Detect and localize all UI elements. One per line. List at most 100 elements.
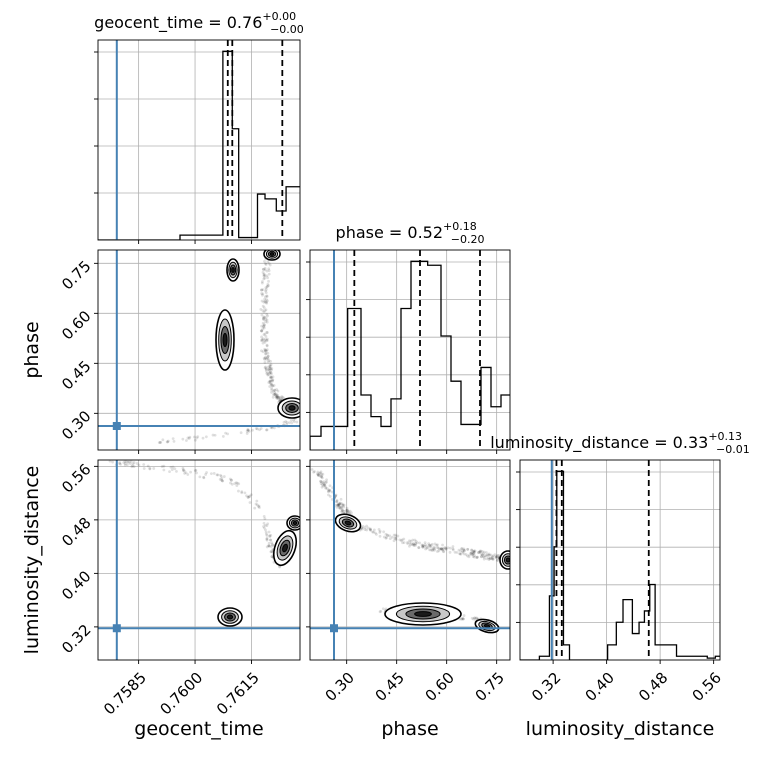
title-text: phase = 0.52 xyxy=(336,223,443,242)
sample-point xyxy=(414,540,418,543)
sample-point xyxy=(457,548,461,552)
sample-point xyxy=(337,506,341,510)
sample-point xyxy=(481,555,485,559)
x-tick-label: 0.75 xyxy=(472,669,508,705)
sample-point xyxy=(330,497,334,501)
sample-point xyxy=(263,295,267,299)
sample-point xyxy=(270,382,273,386)
y-tick-label: 0.48 xyxy=(58,514,94,550)
sample-point xyxy=(181,468,185,472)
sample-point xyxy=(267,530,271,534)
sample-point xyxy=(347,510,350,514)
sample-point xyxy=(295,420,299,424)
sample-point xyxy=(409,543,412,546)
sample-point xyxy=(340,502,344,506)
sample-point xyxy=(221,479,225,483)
sample-point xyxy=(337,502,341,506)
sample-point xyxy=(496,554,499,557)
y-tick-label: 0.40 xyxy=(58,567,94,603)
sample-point xyxy=(492,554,495,558)
sample-point xyxy=(268,365,272,368)
sample-point xyxy=(341,503,345,507)
sample-point xyxy=(260,349,263,353)
sample-point xyxy=(265,545,269,549)
sample-point xyxy=(316,474,320,477)
sample-point xyxy=(162,468,166,472)
sample-point xyxy=(349,511,353,515)
sample-point xyxy=(260,329,264,333)
title-sub: −0.00 xyxy=(270,23,304,36)
sample-point xyxy=(263,366,267,370)
sample-point xyxy=(266,354,270,358)
sample-point xyxy=(272,384,276,387)
sample-point xyxy=(275,395,279,399)
x-axis-label-luminosity_distance: luminosity_distance xyxy=(526,718,715,740)
hist-panel-phase xyxy=(310,250,510,450)
sample-point xyxy=(262,525,265,528)
sample-point xyxy=(341,503,345,507)
sample-point xyxy=(285,421,289,424)
sample-point xyxy=(146,464,150,468)
sample-point xyxy=(338,507,342,510)
x-tick-label: 0.7585 xyxy=(100,669,150,719)
sample-point xyxy=(262,333,266,337)
sample-point xyxy=(265,344,269,348)
sample-point xyxy=(413,538,417,542)
sample-point xyxy=(328,488,332,492)
sample-point xyxy=(262,306,266,310)
sample-point xyxy=(435,543,439,547)
sample-point xyxy=(266,351,270,355)
sample-point xyxy=(195,436,199,440)
sample-point xyxy=(259,329,263,333)
sample-point xyxy=(130,465,134,469)
sample-point xyxy=(312,470,316,474)
sample-point xyxy=(284,420,288,423)
sample-point xyxy=(442,550,446,554)
sample-point xyxy=(412,543,416,547)
sample-point xyxy=(271,395,275,399)
sample-point xyxy=(433,548,436,552)
sample-point xyxy=(259,339,263,342)
sample-point xyxy=(123,463,127,467)
sample-point xyxy=(263,339,267,343)
sample-point xyxy=(429,545,433,549)
sample-point xyxy=(327,493,330,497)
sample-point xyxy=(463,548,466,552)
sample-point xyxy=(262,326,266,330)
sample-point xyxy=(433,542,437,546)
sample-point xyxy=(269,533,273,537)
sample-point xyxy=(265,338,269,342)
sample-point xyxy=(254,502,258,506)
sample-point xyxy=(382,530,386,534)
panel-ld-vs-phase xyxy=(310,460,510,660)
sample-point xyxy=(260,329,264,333)
sample-point xyxy=(264,308,268,312)
sample-point xyxy=(265,337,269,341)
sample-point xyxy=(158,440,162,444)
sample-point xyxy=(183,472,187,475)
sample-point xyxy=(468,553,471,557)
sample-point xyxy=(339,505,343,509)
sample-point xyxy=(408,539,411,543)
sample-point xyxy=(394,537,398,540)
sample-point xyxy=(421,545,425,549)
sample-point xyxy=(481,553,484,557)
sample-point xyxy=(261,288,265,292)
sample-point xyxy=(266,299,269,303)
sample-point xyxy=(224,431,228,435)
sample-point xyxy=(377,527,381,531)
sample-point xyxy=(479,555,483,559)
sample-point xyxy=(240,491,244,495)
x-tick-label: 0.32 xyxy=(528,669,564,705)
sample-point xyxy=(398,538,402,542)
sample-point xyxy=(233,482,237,485)
sample-point xyxy=(345,506,349,510)
sample-point xyxy=(265,534,269,537)
sample-point xyxy=(265,538,269,542)
sample-point xyxy=(126,460,130,464)
sample-point xyxy=(270,555,274,559)
sample-point xyxy=(415,541,419,545)
sample-point xyxy=(270,383,273,387)
sample-point xyxy=(272,388,276,392)
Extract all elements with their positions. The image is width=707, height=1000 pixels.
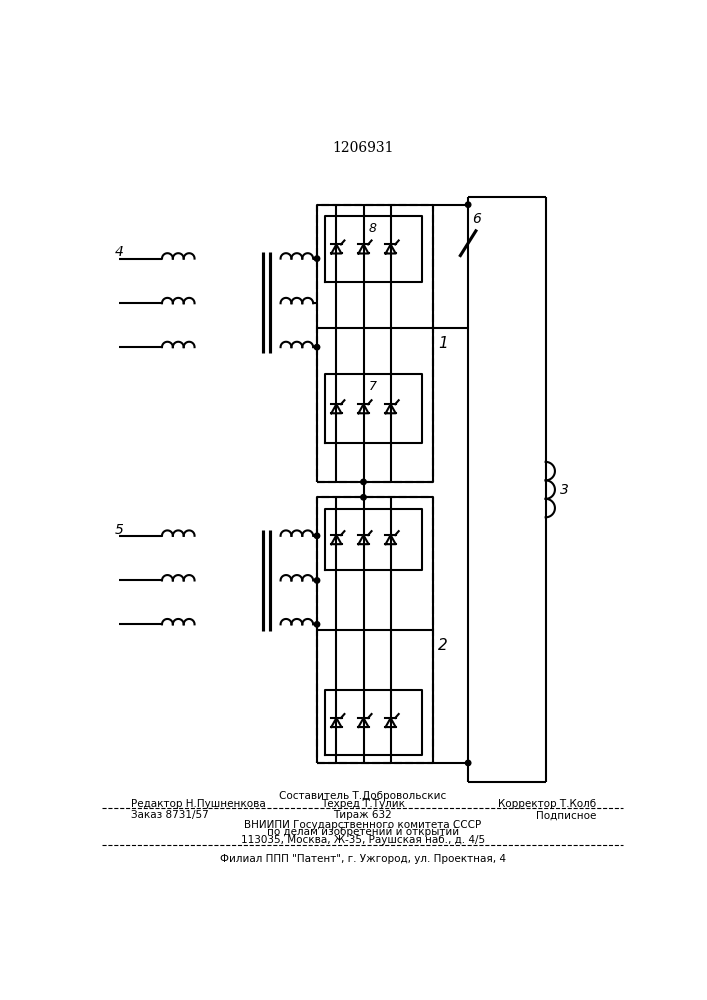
- Text: Составитель Т.Добровольскис: Составитель Т.Добровольскис: [279, 791, 446, 801]
- Polygon shape: [332, 244, 341, 253]
- Polygon shape: [332, 535, 341, 544]
- Text: 8: 8: [369, 222, 377, 235]
- Text: 3: 3: [559, 483, 568, 497]
- Polygon shape: [332, 718, 341, 727]
- Text: Редактор Н.Пушненкова: Редактор Н.Пушненкова: [131, 799, 266, 809]
- Circle shape: [361, 479, 366, 485]
- Polygon shape: [358, 404, 368, 413]
- Polygon shape: [385, 718, 396, 727]
- Polygon shape: [332, 404, 341, 413]
- Text: Заказ 8731/57: Заказ 8731/57: [131, 810, 209, 820]
- Polygon shape: [358, 535, 368, 544]
- Circle shape: [465, 760, 471, 766]
- Polygon shape: [358, 718, 368, 727]
- Circle shape: [361, 495, 366, 500]
- Polygon shape: [385, 535, 396, 544]
- Text: 1: 1: [438, 336, 448, 351]
- Text: Филиал ППП "Патент", г. Ужгород, ул. Проектная, 4: Филиал ППП "Патент", г. Ужгород, ул. Про…: [220, 854, 506, 864]
- Text: по делам изобретений и открытий: по делам изобретений и открытий: [267, 827, 459, 837]
- Text: 5: 5: [115, 523, 123, 537]
- Text: ВНИИПИ Государственного комитета СССР: ВНИИПИ Государственного комитета СССР: [244, 820, 481, 830]
- Text: 4: 4: [115, 245, 123, 259]
- Text: 1206931: 1206931: [332, 141, 394, 155]
- Text: Тираж 632: Тираж 632: [333, 810, 392, 820]
- Text: 113035, Москва, Ж-35, Раушская наб., д. 4/5: 113035, Москва, Ж-35, Раушская наб., д. …: [240, 835, 485, 845]
- Text: Техред Т.Тулик: Техред Т.Тулик: [321, 799, 404, 809]
- Text: Корректор Т.Колб: Корректор Т.Колб: [498, 799, 596, 809]
- Circle shape: [465, 202, 471, 207]
- Text: 6: 6: [472, 212, 481, 226]
- Text: Подписное: Подписное: [536, 810, 596, 820]
- Polygon shape: [385, 244, 396, 253]
- Circle shape: [315, 344, 320, 350]
- Circle shape: [315, 533, 320, 538]
- Circle shape: [315, 578, 320, 583]
- Circle shape: [315, 256, 320, 261]
- Text: 7: 7: [369, 380, 377, 393]
- Text: 2: 2: [438, 638, 448, 653]
- Circle shape: [315, 622, 320, 627]
- Polygon shape: [385, 404, 396, 413]
- Polygon shape: [358, 244, 368, 253]
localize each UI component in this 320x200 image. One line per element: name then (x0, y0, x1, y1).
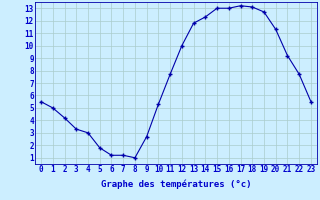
X-axis label: Graphe des températures (°c): Graphe des températures (°c) (101, 180, 251, 189)
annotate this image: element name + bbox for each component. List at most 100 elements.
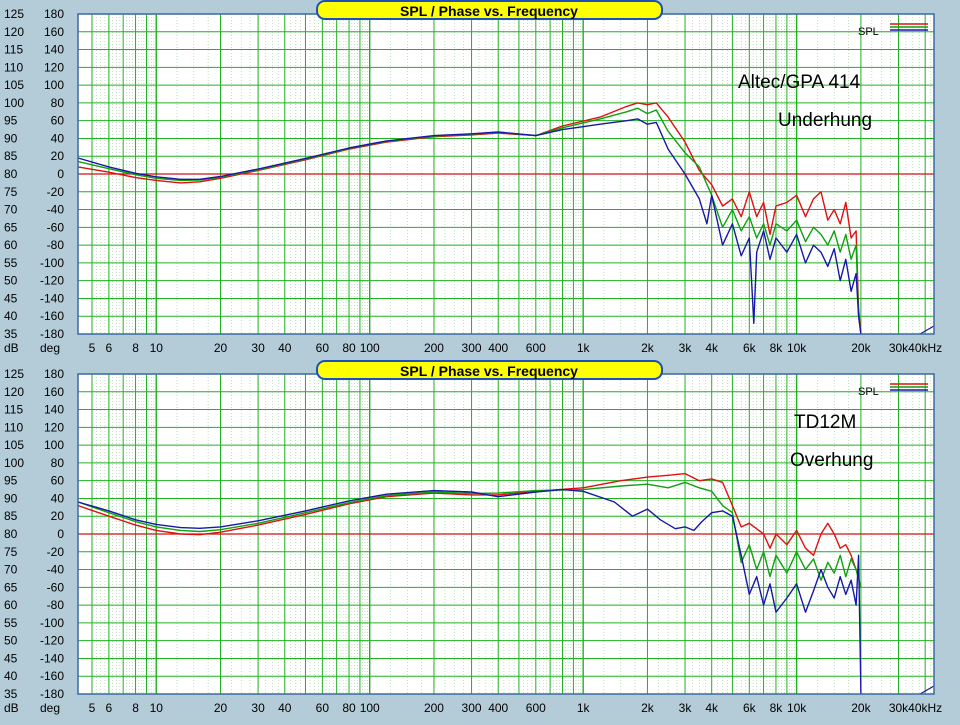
x-tick-label: 200 [424,701,444,715]
x-tick-label: 30 [251,341,265,355]
y-unit-left-label: dB [4,341,19,355]
x-tick-label: 10k [787,341,807,355]
spl-tick-label: 50 [4,634,18,648]
spl-tick-label: 105 [4,438,24,452]
chart-title-box [316,0,663,20]
annotation-line-1: TD12M [794,412,856,433]
spl-tick-label: 115 [4,403,23,417]
phase-tick-label: -160 [40,309,64,323]
series-line-3 [77,118,862,335]
chart-title: SPL / Phase vs. Frequency [400,363,578,379]
x-tick-label: 100 [360,341,380,355]
x-tick-label: 6k [743,341,757,355]
phase-tick-label: 100 [44,438,64,452]
x-tick-label: 300 [462,701,482,715]
x-tick-label: 40 [278,701,292,715]
spl-tick-label: 35 [4,687,18,701]
x-tick-label: 1k [577,701,591,715]
x-tick-label: 600 [526,341,546,355]
spl-tick-label: 85 [4,149,18,163]
phase-tick-label: 120 [44,60,64,74]
phase-tick-label: 20 [51,149,65,163]
x-tick-label: 4k [705,341,719,355]
corner-mark [919,685,935,695]
x-tick-label: 8 [132,701,139,715]
chart-title-box [316,360,663,380]
phase-tick-label: 120 [44,420,64,434]
x-tick-label: 2k [641,701,655,715]
spl-tick-label: 55 [4,256,18,270]
legend: SPL [858,23,928,38]
phase-tick-label: -160 [40,669,64,683]
phase-tick-label: -120 [40,274,64,288]
x-tick-label: 6k [743,701,757,715]
phase-tick-label: 140 [44,43,64,57]
x-tick-label: 8 [132,341,139,355]
spl-tick-label: 90 [4,131,18,145]
phase-tick-label: 180 [44,367,64,381]
x-tick-label: 60 [316,341,330,355]
spl-tick-label: 55 [4,616,18,630]
spl-tick-label: 40 [4,309,18,323]
phase-tick-label: -20 [47,185,65,199]
spl-tick-label: 120 [4,385,24,399]
spl-tick-label: 85 [4,509,18,523]
spl-tick-label: 125 [4,7,24,21]
corner-mark [919,325,935,335]
spl-tick-label: 75 [4,185,18,199]
x-tick-label: 20k [851,341,871,355]
phase-tick-label: 40 [51,131,65,145]
x-tick-label: 300 [462,341,482,355]
x-tick-label: 40kHz [908,341,942,355]
x-tick-label: 600 [526,701,546,715]
phase-tick-label: -100 [40,256,64,270]
phase-tick-label: -40 [47,563,65,577]
spl-tick-label: 35 [4,327,18,341]
phase-tick-label: 160 [44,385,64,399]
series-line-3 [77,488,862,695]
phase-tick-label: 140 [44,403,64,417]
legend: SPL [858,383,928,398]
spl-tick-label: 80 [4,167,18,181]
phase-tick-label: 80 [51,96,65,110]
x-tick-label: 4k [705,701,719,715]
x-tick-label: 8k [770,341,784,355]
x-tick-label: 30k [889,701,909,715]
spl-tick-label: 75 [4,545,18,559]
phase-tick-label: 60 [51,114,65,128]
spl-tick-label: 110 [4,420,23,434]
annotation-line-2: Underhung [778,110,872,131]
annotation-line-1: Altec/GPA 414 [738,72,861,93]
x-tick-label: 1k [577,341,591,355]
x-tick-label: 400 [488,701,508,715]
x-tick-label: 3k [679,341,693,355]
x-tick-label: 30k [889,341,909,355]
x-tick-label: 400 [488,341,508,355]
x-tick-label: 40 [278,341,292,355]
spl-tick-label: 100 [4,96,24,110]
x-tick-label: 40kHz [908,701,942,715]
phase-tick-label: -140 [40,651,64,665]
spl-tick-label: 120 [4,25,24,39]
spl-tick-label: 70 [4,203,18,217]
spl-tick-label: 65 [4,580,18,594]
phase-tick-label: 100 [44,78,64,92]
x-tick-label: 10k [787,701,807,715]
x-tick-label: 20 [214,701,228,715]
spl-tick-label: 50 [4,274,18,288]
y-unit-right-label: deg [40,341,60,355]
phase-tick-label: 180 [44,7,64,21]
x-tick-label: 100 [360,701,380,715]
x-tick-label: 10 [150,341,164,355]
spl-tick-label: 45 [4,291,18,305]
phase-tick-label: 40 [51,491,65,505]
y-unit-right-label: deg [40,701,60,715]
series-line-1 [77,472,862,588]
spl-tick-label: 110 [4,60,23,74]
phase-tick-label: 160 [44,25,64,39]
phase-tick-label: -80 [47,598,65,612]
phase-tick-label: -40 [47,203,65,217]
phase-tick-label: -60 [47,580,65,594]
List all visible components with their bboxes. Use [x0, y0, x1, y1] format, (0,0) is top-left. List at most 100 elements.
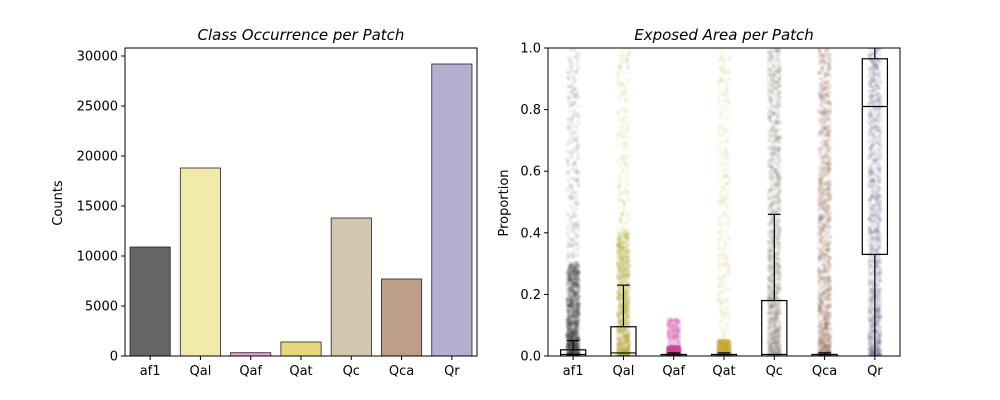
- strip-point: [568, 298, 574, 304]
- strip-point: [567, 344, 572, 349]
- strip-point: [568, 203, 573, 208]
- x-tick-label-Qat: Qat: [289, 364, 312, 379]
- strip-point: [572, 334, 577, 339]
- strip-point: [565, 142, 571, 147]
- strip-point: [676, 347, 681, 352]
- strip-point: [616, 262, 622, 267]
- strip-point: [566, 336, 571, 341]
- strip-point: [626, 124, 631, 129]
- strip-point: [618, 124, 623, 129]
- y-tick-label: 5000: [85, 300, 118, 315]
- strip-point: [622, 267, 628, 272]
- strip-point: [576, 271, 581, 276]
- strip-point: [572, 279, 578, 284]
- left-x-ticks: af1 Qal Qaf Qat Qc Qca Qr: [140, 356, 460, 379]
- strip-point: [571, 113, 576, 118]
- strip-point: [574, 295, 580, 301]
- strip-point: [615, 239, 621, 245]
- y-tick-label: 20000: [77, 150, 118, 165]
- strip-point: [617, 71, 622, 76]
- strip-point: [617, 196, 623, 201]
- strip-point: [573, 150, 578, 155]
- strip-point: [569, 126, 574, 132]
- strip-point: [574, 273, 579, 279]
- strip-point: [565, 271, 570, 276]
- strip-point: [568, 269, 574, 275]
- strip-point: [576, 310, 581, 315]
- strip-point: [666, 321, 671, 326]
- strip-point: [666, 331, 672, 337]
- strip-point: [617, 181, 623, 186]
- strip-point: [575, 303, 581, 308]
- right-strip-points: [564, 48, 884, 356]
- strip-point: [570, 310, 575, 315]
- strip-point: [566, 282, 571, 288]
- strip-point: [623, 141, 628, 146]
- strip-point: [624, 194, 629, 199]
- strip-point: [576, 183, 581, 188]
- strip-point: [564, 282, 570, 287]
- strip-point: [566, 263, 572, 269]
- strip-point: [669, 352, 674, 356]
- strip-point: [573, 321, 578, 326]
- strip-point: [574, 125, 579, 130]
- strip-point: [565, 349, 570, 355]
- strip-point: [619, 82, 625, 87]
- strip-point: [618, 118, 623, 123]
- strip-point: [569, 288, 575, 293]
- strip-point: [573, 327, 578, 332]
- strip-point: [568, 104, 573, 109]
- strip-point: [569, 307, 575, 312]
- strip-point: [572, 201, 578, 206]
- strip-point: [625, 64, 631, 69]
- strip-point: [567, 276, 572, 282]
- strip-point: [570, 349, 575, 354]
- strip-point: [625, 327, 631, 333]
- x-tick-label-Qca: Qca: [389, 364, 414, 379]
- strip-point: [566, 108, 572, 114]
- strip-point: [617, 95, 622, 101]
- strip-point: [576, 247, 581, 253]
- strip-point: [626, 119, 631, 124]
- strip-point: [576, 104, 581, 109]
- strip-point: [576, 270, 581, 275]
- strip-point: [570, 308, 575, 314]
- strip-point: [572, 286, 577, 292]
- strip-point: [566, 309, 572, 314]
- strip-point: [565, 269, 570, 274]
- strip-point: [618, 300, 623, 306]
- strip-point: [622, 178, 628, 184]
- strip-point: [573, 178, 578, 183]
- strip-point: [570, 294, 575, 300]
- strip-point: [565, 304, 571, 310]
- strip-point: [618, 217, 624, 222]
- strip-point: [571, 108, 577, 113]
- strip-point: [621, 121, 627, 126]
- strip-point: [573, 291, 579, 296]
- strip-point: [576, 264, 581, 269]
- strip-point: [566, 236, 571, 241]
- strip-point: [576, 262, 581, 267]
- strip-point: [565, 315, 571, 321]
- strip-point: [574, 156, 580, 161]
- strip-point: [572, 317, 578, 323]
- strip-point: [616, 174, 622, 179]
- strip-point: [572, 332, 577, 337]
- strip-point: [567, 302, 572, 307]
- strip-point: [575, 272, 580, 277]
- strip-point: [565, 211, 571, 216]
- strip-point: [574, 288, 580, 293]
- strip-point: [616, 185, 621, 190]
- strip-point: [619, 239, 625, 244]
- strip-point: [669, 317, 674, 323]
- strip-point: [566, 95, 571, 100]
- strip-point: [565, 301, 570, 307]
- strip-point: [573, 320, 578, 325]
- x-tick-label-Qaf: Qaf: [239, 364, 262, 379]
- strip-point: [568, 349, 574, 355]
- left-y-axis-label: Counts: [51, 180, 66, 226]
- strip-point: [572, 272, 577, 277]
- strip-point: [623, 173, 628, 178]
- strip-point: [620, 134, 625, 140]
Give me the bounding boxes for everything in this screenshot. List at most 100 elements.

****************************************

Could you write out the records again from the line containing "- strip-point: [568, 298, 574, 304]" down to the line containing "- right-strip-points: [564, 48, 884, 356]", swapping "y-tick-label" for "y-tick-text" and leaving everything else unchanged?

• [FINAL RESULT]
- strip-point: [568, 298, 574, 304]
- strip-point: [567, 344, 572, 349]
- strip-point: [568, 203, 573, 208]
- x-tick-label-Qat: Qat: [289, 364, 312, 379]
- strip-point: [572, 334, 577, 339]
- strip-point: [565, 142, 571, 147]
- strip-point: [676, 347, 681, 352]
- strip-point: [616, 262, 622, 267]
- strip-point: [566, 336, 571, 341]
- strip-point: [626, 124, 631, 129]
- strip-point: [618, 124, 623, 129]
- y-tick-text: 5000: [85, 300, 118, 315]
- strip-point: [622, 267, 628, 272]
- strip-point: [576, 271, 581, 276]
- strip-point: [572, 279, 578, 284]
- left-x-ticks: af1 Qal Qaf Qat Qc Qca Qr: [140, 356, 460, 379]
- strip-point: [571, 113, 576, 118]
- strip-point: [574, 295, 580, 301]
- strip-point: [615, 239, 621, 245]
- y-tick-text: 20000: [77, 150, 118, 165]
- strip-point: [617, 71, 622, 76]
- strip-point: [617, 196, 623, 201]
- strip-point: [573, 150, 578, 155]
- strip-point: [569, 126, 574, 132]
- strip-point: [574, 273, 579, 279]
- strip-point: [565, 271, 570, 276]
- strip-point: [568, 269, 574, 275]
- strip-point: [576, 310, 581, 315]
- strip-point: [666, 321, 671, 326]
- strip-point: [666, 331, 672, 337]
- strip-point: [617, 181, 623, 186]
- strip-point: [575, 303, 581, 308]
- right-strip-points: [564, 48, 884, 356]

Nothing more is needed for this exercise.